▶ _Excerpted text_:
══════

However deserving of consideration Saint-Simon’s views may have been, his insistence on them in season and out of season cannot have helped to commend them or to make him popular at Court. In his old age he is said to have been a delightful talker, but at Versailles he must have sometimes proved an intolerable bore. “Il faut tenir votre langue,” said Louis XIV to him when he accepted the appointment for his wife. One wonders at the patience with which the Duke of Orleans endured his moral lectures and political disquisitions. But the Duke was too indolent to escape them, and while he must have derived considerable amusement from the peculiarities of his friend’s character he evidently appreciated his transparent honesty. For with all his faults and prejudices, his vanity, his hate, and his vindictiveness, Saint-Simon was essentially honest. It is true that in his intercourse with some men, as for instance Père Tellier, the Duc de Noailles, and Cardinal Dubois, he did not act up to the character which he claims for himself of “droit, franc, libre, naturel, et beaucoup trop simple,” but if his curiosity and thirst for information led him sometimes to assume a friendliness which he did not feel, or if in the slippery days of the Regency he had to meet duplicity with duplicity, he was honest at heart, and he had no lack of moral courage.

══════

(Extracted records)
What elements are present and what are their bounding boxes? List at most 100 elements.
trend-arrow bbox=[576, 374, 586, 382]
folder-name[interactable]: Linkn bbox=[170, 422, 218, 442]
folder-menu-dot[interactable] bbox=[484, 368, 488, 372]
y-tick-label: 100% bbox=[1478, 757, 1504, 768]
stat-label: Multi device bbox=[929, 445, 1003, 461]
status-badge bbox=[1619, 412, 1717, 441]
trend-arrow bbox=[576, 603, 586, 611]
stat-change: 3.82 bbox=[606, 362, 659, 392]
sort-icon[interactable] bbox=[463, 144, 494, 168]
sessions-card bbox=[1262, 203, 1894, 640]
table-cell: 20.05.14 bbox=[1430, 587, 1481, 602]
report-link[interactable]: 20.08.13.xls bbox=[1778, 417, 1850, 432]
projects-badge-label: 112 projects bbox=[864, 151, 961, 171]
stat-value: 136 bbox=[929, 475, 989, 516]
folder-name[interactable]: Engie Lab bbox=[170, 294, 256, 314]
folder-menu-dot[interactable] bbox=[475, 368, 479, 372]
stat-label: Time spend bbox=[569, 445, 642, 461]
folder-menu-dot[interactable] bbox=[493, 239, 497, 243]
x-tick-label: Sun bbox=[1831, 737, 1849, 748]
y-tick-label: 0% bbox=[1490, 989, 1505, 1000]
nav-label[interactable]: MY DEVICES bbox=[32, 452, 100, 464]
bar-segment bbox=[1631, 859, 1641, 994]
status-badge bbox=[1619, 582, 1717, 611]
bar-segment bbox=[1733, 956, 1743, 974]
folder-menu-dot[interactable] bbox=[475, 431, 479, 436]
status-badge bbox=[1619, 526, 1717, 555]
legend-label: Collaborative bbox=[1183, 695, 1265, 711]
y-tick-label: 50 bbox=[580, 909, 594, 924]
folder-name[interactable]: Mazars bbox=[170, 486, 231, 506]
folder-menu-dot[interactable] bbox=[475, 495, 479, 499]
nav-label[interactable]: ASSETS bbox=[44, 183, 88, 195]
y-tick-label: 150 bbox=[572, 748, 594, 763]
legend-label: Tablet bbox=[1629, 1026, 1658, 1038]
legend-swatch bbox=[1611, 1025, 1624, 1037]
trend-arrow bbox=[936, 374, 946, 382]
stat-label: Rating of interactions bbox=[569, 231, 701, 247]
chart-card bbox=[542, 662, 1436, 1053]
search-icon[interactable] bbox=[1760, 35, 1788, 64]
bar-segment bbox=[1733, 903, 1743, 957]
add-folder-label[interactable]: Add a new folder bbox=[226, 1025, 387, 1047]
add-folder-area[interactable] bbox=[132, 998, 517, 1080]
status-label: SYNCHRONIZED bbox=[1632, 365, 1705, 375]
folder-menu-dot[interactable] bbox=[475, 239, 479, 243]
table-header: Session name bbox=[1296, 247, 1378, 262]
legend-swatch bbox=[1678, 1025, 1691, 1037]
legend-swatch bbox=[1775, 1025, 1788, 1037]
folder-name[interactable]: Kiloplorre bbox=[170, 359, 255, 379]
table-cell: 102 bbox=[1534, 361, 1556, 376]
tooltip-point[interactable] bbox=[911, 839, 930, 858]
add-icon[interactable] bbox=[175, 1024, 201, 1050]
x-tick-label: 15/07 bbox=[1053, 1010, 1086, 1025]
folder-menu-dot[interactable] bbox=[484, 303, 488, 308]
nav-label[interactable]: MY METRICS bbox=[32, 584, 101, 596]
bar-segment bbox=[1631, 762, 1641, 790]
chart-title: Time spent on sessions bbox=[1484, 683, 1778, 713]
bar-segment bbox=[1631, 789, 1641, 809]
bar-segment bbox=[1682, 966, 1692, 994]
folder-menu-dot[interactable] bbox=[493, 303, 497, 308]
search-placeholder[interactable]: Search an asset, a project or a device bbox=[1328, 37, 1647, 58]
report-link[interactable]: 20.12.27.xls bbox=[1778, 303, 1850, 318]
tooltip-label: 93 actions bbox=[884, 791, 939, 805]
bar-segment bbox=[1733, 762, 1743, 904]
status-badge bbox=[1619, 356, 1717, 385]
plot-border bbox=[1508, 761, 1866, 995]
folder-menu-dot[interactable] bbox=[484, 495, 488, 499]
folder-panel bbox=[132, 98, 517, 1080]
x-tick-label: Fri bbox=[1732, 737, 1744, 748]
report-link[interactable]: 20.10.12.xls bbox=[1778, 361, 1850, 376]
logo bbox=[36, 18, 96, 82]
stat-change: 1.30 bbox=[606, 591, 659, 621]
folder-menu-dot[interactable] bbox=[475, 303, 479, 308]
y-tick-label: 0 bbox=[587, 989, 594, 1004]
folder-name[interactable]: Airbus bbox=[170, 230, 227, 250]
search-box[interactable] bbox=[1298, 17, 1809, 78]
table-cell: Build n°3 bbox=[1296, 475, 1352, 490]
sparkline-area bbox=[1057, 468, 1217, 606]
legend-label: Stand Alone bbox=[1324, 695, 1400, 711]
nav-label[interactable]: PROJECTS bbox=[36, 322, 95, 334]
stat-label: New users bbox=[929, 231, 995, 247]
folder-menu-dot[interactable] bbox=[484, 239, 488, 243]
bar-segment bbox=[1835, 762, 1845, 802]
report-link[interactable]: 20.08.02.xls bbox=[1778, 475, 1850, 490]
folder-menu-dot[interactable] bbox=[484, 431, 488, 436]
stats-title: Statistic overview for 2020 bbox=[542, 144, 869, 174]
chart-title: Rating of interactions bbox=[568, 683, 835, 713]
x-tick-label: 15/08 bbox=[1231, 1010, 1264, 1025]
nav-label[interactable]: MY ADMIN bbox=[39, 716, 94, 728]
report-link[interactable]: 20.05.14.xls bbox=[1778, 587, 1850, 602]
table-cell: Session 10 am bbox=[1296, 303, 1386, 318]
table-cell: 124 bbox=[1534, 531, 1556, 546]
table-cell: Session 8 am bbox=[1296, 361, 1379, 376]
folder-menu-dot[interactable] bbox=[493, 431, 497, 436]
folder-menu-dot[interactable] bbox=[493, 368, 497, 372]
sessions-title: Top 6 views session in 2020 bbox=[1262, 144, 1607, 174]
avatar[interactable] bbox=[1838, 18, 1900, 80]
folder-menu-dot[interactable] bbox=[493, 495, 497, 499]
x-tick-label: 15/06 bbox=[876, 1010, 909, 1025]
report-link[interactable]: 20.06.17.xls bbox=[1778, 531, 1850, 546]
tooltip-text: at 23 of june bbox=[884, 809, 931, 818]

══════

▶ _Instructions_:
1. Answer these questions from the passage on Saint-Simon, one answer per line.
(a) What did Louis XIV say to Saint-Simon when Saint-Simon accepted the appointment for his wife?
(b) Which three men does the passage name as people with whom Saint-Simon did not act up to the character he claimed for himself?
(c) What is Saint-Simon said to have been in his old age?
2. Extend the passage on Saint-Simon by one paragraph, starting right after its last sentence and keeping its voice.

▶ _Exercise responses_:
1.
(a) "Il faut tenir votre langue."
(b) Père Tellier, the Duc de Noailles, and Cardinal Dubois.
(c) A delightful talker.

2.
He carried this sincerity into his religion. D’Argenson may sneer at him as a _petit dévot_, but his piety was at any rate perfectly genuine. It was the fruit, partly of a careful religious education, and partly of the influence of the Abbé de Rancé. For the monastery of La Trappe was only fifteen miles from La Ferté-Vidame and Saint-Simon often visited it as a child in company with his father. When he came to man’s estate he regarded his father’s friend with that deep and whole-hearted admiration which was one of the finer traits of his character. Every year during the Abbé’s life-time--he died in 1700--Saint-Simon went into retreat at the monastery during Passion-week, and he often consulted the Abbé on matters of conscience. From the Abbé he learnt to look with disfavour on Jansenism, but, as he came to judge more for himself, he was impressed by the noble lives of “Les Messieurs de Port-Royal,” and he declared that recent centuries had produced nothing more saintly, more pure, more learned, more practical, and more elevated, than that famous society. With the Jesuits he was on good terms all his life, and his portrait of Père La Chaise is kindly and appreciative. But in his later volumes he often speaks of them in a hostile spirit, and though he was outwardly on good terms with Père Tellier he cordially disliked him, and his portrait of him is one of the most unflattering in his gallery. In questions of ecclesiastical policy he was, as might be expected from one who was a patriot before he was a Churchman and who did not pretend to theological learning, a convinced Gallican. It was as such, and not as an upholder of Jansenism, that he was strongly opposed to the bull _Unigenitus_.